— START OF Dataset entries —

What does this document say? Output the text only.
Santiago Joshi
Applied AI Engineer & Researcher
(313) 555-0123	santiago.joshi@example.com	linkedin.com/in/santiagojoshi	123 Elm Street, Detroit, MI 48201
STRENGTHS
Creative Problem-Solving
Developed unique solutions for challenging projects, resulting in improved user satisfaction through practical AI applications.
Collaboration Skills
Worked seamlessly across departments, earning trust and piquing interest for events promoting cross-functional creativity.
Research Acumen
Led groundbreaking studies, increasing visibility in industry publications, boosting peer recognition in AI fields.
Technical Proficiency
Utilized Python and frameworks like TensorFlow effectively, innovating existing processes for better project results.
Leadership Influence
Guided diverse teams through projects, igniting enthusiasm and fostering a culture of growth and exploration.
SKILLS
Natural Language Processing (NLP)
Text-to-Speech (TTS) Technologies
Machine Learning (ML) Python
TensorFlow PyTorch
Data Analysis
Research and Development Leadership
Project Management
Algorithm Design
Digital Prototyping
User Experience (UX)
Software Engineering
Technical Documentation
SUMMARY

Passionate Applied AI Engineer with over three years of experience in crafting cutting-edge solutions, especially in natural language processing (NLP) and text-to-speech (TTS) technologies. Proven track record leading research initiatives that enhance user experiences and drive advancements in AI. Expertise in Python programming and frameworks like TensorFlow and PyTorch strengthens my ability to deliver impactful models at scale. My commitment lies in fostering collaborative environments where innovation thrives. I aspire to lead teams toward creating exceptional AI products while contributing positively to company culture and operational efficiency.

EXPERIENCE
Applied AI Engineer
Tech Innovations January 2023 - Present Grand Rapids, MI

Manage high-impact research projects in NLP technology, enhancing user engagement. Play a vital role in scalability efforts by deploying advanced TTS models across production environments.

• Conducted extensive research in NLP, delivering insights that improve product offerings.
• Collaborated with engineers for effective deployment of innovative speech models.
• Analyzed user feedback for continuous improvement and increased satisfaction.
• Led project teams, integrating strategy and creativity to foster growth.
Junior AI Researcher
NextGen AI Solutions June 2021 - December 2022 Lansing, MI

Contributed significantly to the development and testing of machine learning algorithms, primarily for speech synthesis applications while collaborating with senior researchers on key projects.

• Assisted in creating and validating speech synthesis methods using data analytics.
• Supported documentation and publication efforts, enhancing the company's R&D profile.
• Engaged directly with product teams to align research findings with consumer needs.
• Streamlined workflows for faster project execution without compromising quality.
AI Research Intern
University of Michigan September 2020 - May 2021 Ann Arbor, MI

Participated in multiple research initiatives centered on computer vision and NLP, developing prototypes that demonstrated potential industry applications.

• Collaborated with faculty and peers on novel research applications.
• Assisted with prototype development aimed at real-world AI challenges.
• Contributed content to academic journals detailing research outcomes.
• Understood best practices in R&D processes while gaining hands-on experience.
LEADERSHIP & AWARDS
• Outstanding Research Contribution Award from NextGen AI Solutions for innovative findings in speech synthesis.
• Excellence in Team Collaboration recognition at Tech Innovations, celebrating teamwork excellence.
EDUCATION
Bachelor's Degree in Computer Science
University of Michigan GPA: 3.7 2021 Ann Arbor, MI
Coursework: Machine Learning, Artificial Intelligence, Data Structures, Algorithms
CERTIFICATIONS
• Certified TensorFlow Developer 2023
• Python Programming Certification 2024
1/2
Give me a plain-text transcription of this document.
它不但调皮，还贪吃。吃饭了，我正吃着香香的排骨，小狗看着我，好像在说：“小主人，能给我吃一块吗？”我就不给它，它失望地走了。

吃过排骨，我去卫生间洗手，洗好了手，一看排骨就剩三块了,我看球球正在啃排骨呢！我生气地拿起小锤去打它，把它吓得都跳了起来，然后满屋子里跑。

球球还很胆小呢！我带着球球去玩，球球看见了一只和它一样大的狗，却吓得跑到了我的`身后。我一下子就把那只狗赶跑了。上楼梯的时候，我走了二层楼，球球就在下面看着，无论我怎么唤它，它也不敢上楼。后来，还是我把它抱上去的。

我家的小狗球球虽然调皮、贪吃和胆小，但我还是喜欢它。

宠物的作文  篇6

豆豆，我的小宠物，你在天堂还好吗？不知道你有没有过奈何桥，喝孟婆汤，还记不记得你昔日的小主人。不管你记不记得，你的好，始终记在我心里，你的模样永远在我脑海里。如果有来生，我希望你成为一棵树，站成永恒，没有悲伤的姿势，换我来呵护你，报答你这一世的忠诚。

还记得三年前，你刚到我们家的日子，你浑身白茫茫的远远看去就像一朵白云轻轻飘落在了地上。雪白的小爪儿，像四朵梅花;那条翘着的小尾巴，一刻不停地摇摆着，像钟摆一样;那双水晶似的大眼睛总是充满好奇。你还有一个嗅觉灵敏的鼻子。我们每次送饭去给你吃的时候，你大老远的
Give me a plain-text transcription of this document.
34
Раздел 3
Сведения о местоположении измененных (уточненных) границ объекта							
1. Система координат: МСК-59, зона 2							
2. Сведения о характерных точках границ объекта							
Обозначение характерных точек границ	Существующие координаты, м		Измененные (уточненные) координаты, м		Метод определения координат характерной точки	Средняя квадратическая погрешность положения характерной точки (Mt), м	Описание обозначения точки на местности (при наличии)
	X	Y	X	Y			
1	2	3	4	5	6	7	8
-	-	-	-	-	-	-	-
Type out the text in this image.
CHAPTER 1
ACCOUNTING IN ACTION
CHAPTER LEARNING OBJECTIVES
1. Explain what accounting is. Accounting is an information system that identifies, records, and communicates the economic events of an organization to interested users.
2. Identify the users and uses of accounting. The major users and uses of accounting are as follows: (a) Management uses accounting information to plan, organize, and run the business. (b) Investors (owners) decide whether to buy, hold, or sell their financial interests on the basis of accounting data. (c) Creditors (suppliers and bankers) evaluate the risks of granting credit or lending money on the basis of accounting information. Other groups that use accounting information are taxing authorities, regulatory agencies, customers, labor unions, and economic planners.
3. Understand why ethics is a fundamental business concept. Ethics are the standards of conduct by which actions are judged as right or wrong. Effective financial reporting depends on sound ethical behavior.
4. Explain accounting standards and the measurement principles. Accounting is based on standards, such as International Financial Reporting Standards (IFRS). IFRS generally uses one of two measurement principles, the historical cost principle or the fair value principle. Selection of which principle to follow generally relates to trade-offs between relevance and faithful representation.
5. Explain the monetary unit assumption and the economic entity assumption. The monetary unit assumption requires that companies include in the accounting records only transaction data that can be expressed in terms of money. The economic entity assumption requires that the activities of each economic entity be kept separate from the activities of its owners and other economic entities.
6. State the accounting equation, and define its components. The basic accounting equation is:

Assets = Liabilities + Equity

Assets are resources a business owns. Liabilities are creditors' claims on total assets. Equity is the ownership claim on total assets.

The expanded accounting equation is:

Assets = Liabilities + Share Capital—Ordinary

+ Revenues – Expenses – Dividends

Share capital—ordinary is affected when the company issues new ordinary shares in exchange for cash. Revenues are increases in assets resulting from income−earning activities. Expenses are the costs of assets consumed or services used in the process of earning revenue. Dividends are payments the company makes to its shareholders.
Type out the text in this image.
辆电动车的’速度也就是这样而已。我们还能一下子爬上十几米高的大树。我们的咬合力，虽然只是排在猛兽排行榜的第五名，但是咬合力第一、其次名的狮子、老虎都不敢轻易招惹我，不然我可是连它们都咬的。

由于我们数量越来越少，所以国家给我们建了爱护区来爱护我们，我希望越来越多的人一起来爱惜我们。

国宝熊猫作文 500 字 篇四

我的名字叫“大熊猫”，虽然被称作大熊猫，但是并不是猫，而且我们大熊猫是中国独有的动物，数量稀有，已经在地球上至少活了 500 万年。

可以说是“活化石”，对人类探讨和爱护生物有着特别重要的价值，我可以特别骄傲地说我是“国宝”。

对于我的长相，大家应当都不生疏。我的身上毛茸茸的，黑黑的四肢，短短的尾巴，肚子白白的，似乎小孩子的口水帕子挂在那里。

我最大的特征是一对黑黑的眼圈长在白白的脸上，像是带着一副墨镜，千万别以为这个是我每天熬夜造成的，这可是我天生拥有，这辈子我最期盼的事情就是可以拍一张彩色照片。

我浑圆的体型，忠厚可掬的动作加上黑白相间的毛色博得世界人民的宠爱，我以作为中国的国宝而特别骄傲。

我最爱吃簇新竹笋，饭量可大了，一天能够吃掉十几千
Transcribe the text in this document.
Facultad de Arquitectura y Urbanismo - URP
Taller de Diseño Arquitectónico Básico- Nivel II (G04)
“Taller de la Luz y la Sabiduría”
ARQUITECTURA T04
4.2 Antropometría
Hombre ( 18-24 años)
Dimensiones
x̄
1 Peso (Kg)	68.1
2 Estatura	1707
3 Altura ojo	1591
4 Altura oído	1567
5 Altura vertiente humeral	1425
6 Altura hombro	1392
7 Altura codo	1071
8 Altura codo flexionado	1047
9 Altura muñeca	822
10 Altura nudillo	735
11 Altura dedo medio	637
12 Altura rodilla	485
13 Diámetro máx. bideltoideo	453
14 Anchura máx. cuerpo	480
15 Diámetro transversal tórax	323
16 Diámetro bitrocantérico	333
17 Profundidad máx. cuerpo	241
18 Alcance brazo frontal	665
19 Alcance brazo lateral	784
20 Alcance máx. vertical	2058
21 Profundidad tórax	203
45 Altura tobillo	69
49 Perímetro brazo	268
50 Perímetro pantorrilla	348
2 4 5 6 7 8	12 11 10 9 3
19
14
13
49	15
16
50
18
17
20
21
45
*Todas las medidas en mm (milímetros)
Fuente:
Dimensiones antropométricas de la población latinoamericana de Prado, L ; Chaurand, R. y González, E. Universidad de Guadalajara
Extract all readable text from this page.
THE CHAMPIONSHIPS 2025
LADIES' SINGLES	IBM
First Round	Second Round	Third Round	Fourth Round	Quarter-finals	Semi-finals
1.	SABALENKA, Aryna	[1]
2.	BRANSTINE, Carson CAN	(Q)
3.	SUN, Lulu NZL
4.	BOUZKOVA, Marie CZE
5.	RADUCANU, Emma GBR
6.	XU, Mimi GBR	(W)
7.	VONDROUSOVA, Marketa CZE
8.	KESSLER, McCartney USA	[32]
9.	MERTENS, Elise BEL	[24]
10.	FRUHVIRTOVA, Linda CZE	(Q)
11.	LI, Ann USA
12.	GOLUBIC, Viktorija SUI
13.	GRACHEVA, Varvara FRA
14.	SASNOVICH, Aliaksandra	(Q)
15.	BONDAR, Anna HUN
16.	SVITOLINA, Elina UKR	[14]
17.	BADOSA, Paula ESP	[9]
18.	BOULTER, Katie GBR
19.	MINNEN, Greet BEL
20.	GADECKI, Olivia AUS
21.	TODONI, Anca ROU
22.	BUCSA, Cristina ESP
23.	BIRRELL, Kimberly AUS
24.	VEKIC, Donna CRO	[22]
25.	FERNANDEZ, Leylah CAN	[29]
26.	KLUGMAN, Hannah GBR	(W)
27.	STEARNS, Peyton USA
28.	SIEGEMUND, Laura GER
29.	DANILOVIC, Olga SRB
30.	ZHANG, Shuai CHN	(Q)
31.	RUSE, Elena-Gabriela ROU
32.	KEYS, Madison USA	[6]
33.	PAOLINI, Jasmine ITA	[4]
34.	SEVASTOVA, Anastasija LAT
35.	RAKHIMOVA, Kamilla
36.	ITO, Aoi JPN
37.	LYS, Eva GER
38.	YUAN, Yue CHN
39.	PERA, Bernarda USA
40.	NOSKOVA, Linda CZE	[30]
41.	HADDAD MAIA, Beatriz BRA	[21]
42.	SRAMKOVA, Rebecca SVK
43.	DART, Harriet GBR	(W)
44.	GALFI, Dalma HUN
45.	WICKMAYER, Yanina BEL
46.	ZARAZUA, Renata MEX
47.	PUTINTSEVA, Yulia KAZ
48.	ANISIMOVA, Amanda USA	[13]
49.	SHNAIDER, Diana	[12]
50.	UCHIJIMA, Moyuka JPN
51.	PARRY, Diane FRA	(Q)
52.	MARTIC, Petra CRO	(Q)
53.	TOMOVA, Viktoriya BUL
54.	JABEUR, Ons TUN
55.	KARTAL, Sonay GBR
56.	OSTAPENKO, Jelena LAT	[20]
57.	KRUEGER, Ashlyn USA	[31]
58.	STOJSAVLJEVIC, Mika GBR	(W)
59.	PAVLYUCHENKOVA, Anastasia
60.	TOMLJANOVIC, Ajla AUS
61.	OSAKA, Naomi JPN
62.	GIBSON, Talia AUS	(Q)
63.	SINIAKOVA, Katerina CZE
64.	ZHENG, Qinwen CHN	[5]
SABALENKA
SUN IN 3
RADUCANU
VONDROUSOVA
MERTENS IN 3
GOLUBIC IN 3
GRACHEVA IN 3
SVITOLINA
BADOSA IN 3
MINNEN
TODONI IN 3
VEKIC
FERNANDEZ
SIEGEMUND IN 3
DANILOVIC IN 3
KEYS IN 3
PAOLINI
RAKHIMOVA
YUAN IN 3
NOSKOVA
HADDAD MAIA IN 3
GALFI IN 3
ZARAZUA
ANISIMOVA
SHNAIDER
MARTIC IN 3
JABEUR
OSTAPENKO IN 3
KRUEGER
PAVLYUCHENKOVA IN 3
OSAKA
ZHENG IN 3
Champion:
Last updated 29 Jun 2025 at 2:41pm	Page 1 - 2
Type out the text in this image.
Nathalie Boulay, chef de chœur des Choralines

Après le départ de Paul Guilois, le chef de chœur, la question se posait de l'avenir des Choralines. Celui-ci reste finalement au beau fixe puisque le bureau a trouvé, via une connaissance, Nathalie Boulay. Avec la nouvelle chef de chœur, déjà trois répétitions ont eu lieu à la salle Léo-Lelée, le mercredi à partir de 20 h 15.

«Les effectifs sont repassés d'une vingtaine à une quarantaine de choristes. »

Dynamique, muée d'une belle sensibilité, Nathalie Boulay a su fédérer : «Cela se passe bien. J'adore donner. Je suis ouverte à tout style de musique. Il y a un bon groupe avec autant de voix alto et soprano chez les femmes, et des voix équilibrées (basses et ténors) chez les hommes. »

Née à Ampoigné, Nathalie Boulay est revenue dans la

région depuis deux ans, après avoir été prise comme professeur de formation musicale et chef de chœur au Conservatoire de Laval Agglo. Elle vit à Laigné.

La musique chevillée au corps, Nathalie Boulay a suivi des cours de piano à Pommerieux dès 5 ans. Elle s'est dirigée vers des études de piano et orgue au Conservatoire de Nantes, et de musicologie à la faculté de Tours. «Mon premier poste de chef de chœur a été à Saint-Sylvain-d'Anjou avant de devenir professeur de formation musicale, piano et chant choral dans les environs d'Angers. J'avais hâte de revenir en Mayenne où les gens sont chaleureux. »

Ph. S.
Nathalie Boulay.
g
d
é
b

— END OF Dataset entries —

Goal: Look through the entries above for the word "cuerpo". Copy every line where it shows up.

Result for this exercise:
14 Anchura máx. cuerpo	480
17 Profundidad máx. cuerpo	241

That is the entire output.